- **Stated task**
Each entry below is to be transcribed exactly.

·····

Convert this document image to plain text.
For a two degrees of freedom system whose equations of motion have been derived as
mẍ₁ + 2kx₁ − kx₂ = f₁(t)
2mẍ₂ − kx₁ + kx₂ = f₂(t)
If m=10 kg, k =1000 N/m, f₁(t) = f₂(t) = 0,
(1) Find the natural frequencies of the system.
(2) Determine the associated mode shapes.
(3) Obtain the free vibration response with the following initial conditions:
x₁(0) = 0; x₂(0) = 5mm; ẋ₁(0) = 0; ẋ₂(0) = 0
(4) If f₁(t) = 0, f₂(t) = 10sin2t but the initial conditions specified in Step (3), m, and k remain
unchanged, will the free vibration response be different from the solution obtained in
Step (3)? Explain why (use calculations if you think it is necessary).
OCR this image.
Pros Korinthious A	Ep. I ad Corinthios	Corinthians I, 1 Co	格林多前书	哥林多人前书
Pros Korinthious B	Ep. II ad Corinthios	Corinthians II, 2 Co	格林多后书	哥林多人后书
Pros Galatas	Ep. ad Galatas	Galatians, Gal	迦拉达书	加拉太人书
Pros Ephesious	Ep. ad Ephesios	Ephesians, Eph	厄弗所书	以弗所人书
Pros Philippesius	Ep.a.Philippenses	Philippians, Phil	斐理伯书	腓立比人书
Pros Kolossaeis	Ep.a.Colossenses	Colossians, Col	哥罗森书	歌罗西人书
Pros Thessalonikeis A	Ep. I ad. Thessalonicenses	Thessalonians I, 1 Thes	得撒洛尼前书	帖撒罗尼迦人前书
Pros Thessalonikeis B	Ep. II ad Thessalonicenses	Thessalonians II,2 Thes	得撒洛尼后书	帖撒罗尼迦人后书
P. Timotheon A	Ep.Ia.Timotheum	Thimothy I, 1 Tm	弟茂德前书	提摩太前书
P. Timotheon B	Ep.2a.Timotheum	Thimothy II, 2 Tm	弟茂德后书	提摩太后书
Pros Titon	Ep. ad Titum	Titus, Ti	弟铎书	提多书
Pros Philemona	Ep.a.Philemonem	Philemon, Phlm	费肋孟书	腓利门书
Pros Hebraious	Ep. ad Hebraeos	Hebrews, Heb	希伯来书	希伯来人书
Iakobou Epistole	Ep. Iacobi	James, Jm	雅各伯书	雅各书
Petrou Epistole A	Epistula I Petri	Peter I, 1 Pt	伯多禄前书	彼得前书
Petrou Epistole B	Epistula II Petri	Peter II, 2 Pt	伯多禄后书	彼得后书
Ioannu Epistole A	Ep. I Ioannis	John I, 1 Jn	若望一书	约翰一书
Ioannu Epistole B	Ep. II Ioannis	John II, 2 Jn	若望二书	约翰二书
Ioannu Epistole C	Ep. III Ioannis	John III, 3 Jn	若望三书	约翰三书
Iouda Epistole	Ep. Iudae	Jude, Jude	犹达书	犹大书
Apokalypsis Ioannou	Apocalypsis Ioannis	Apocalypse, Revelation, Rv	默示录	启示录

·····

- **Complete output**
Convert this document image to plain text.
For a two degrees of freedom system whose equations of motion have been derived as
mẍ₁ + 2kx₁ − kx₂ = f₁(t)
2mẍ₂ − kx₁ + kx₂ = f₂(t)
If m=10 kg, k =1000 N/m, f₁(t) = f₂(t) = 0,
(1) Find the natural frequencies of the system.
(2) Determine the associated mode shapes.
(3) Obtain the free vibration response with the following initial conditions:
x₁(0) = 0; x₂(0) = 5mm; ẋ₁(0) = 0; ẋ₂(0) = 0
(4) If f₁(t) = 0, f₂(t) = 10sin2t but the initial conditions specified in Step (3), m, and k remain
unchanged, will the free vibration response be different from the solution obtained in
Step (3)? Explain why (use calculations if you think it is necessary).
OCR this image.
Pros Korinthious A	Ep. I ad Corinthios	Corinthians I, 1 Co	格林多前书	哥林多人前书
Pros Korinthious B	Ep. II ad Corinthios	Corinthians II, 2 Co	格林多后书	哥林多人后书
Pros Galatas	Ep. ad Galatas	Galatians, Gal	迦拉达书	加拉太人书
Pros Ephesious	Ep. ad Ephesios	Ephesians, Eph	厄弗所书	以弗所人书
Pros Philippesius	Ep.a.Philippenses	Philippians, Phil	斐理伯书	腓立比人书
Pros Kolossaeis	Ep.a.Colossenses	Colossians, Col	哥罗森书	歌罗西人书
Pros Thessalonikeis A	Ep. I ad. Thessalonicenses	Thessalonians I, 1 Thes	得撒洛尼前书	帖撒罗尼迦人前书
Pros Thessalonikeis B	Ep. II ad Thessalonicenses	Thessalonians II,2 Thes	得撒洛尼后书	帖撒罗尼迦人后书
P. Timotheon A	Ep.Ia.Timotheum	Thimothy I, 1 Tm	弟茂德前书	提摩太前书
P. Timotheon B	Ep.2a.Timotheum	Thimothy II, 2 Tm	弟茂德后书	提摩太后书
Pros Titon	Ep. ad Titum	Titus, Ti	弟铎书	提多书
Pros Philemona	Ep.a.Philemonem	Philemon, Phlm	费肋孟书	腓利门书
Pros Hebraious	Ep. ad Hebraeos	Hebrews, Heb	希伯来书	希伯来人书
Iakobou Epistole	Ep. Iacobi	James, Jm	雅各伯书	雅各书
Petrou Epistole A	Epistula I Petri	Peter I, 1 Pt	伯多禄前书	彼得前书
Petrou Epistole B	Epistula II Petri	Peter II, 2 Pt	伯多禄后书	彼得后书
Ioannu Epistole A	Ep. I Ioannis	John I, 1 Jn	若望一书	约翰一书
Ioannu Epistole B	Ep. II Ioannis	John II, 2 Jn	若望二书	约翰二书
Ioannu Epistole C	Ep. III Ioannis	John III, 3 Jn	若望三书	约翰三书
Iouda Epistole	Ep. Iudae	Jude, Jude	犹达书	犹大书
Apokalypsis Ioannou	Apocalypsis Ioannis	Apocalypse, Revelation, Rv	默示录	启示录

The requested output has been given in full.